§ WHAT THE TASK ASKS: Single out the lines of the material that contain "Math" and copy them.

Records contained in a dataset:
────────────────────────────────────────

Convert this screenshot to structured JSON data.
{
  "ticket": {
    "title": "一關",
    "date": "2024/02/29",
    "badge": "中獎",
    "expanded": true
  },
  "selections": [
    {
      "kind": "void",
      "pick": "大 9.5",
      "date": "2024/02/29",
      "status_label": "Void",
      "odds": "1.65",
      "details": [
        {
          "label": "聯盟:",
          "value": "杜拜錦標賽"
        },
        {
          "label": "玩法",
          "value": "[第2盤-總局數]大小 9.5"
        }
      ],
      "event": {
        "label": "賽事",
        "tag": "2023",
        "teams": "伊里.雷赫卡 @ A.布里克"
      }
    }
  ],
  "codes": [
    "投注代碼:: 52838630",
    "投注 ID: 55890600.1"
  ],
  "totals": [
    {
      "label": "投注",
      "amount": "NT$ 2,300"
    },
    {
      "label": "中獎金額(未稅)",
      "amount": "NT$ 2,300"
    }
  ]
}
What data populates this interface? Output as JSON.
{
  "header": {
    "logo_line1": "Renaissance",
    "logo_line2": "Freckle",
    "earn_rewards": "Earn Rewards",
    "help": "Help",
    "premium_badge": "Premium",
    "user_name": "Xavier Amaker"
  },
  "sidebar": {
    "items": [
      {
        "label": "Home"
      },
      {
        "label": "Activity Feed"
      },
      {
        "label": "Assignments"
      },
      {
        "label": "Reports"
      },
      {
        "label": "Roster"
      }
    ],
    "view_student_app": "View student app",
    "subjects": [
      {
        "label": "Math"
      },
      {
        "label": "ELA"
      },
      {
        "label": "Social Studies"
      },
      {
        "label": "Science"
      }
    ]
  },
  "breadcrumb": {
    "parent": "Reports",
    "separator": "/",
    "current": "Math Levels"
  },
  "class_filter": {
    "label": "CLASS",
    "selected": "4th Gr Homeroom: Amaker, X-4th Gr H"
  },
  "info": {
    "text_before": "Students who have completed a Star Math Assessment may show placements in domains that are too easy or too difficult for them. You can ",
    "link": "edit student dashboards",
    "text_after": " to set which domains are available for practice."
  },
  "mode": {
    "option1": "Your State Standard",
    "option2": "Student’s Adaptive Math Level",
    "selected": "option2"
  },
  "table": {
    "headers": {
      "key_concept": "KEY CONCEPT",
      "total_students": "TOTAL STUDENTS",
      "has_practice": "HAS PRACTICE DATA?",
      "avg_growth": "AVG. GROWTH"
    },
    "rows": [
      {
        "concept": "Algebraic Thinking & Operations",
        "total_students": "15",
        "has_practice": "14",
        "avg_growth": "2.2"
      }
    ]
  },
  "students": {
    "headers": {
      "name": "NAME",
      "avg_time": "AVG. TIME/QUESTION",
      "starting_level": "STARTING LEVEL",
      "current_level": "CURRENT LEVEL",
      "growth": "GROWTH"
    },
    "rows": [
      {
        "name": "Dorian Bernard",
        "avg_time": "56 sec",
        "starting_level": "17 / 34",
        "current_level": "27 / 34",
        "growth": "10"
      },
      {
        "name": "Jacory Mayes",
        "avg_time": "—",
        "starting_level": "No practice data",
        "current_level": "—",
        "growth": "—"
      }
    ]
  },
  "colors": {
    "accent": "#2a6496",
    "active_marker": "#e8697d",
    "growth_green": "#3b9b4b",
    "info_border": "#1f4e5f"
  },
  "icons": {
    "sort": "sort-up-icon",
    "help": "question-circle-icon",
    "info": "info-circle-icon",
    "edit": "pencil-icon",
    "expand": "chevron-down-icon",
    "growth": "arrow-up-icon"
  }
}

────────────────────────────────────────

§ FULL OUTPUT:
        "label": "Math"
    "current": "Math Levels"
    "text_before": "Students who have completed a Star Math Assessment may show placements in domains that are too easy or too difficult for them. You can ",
    "option2": "Student’s Adaptive Math Level",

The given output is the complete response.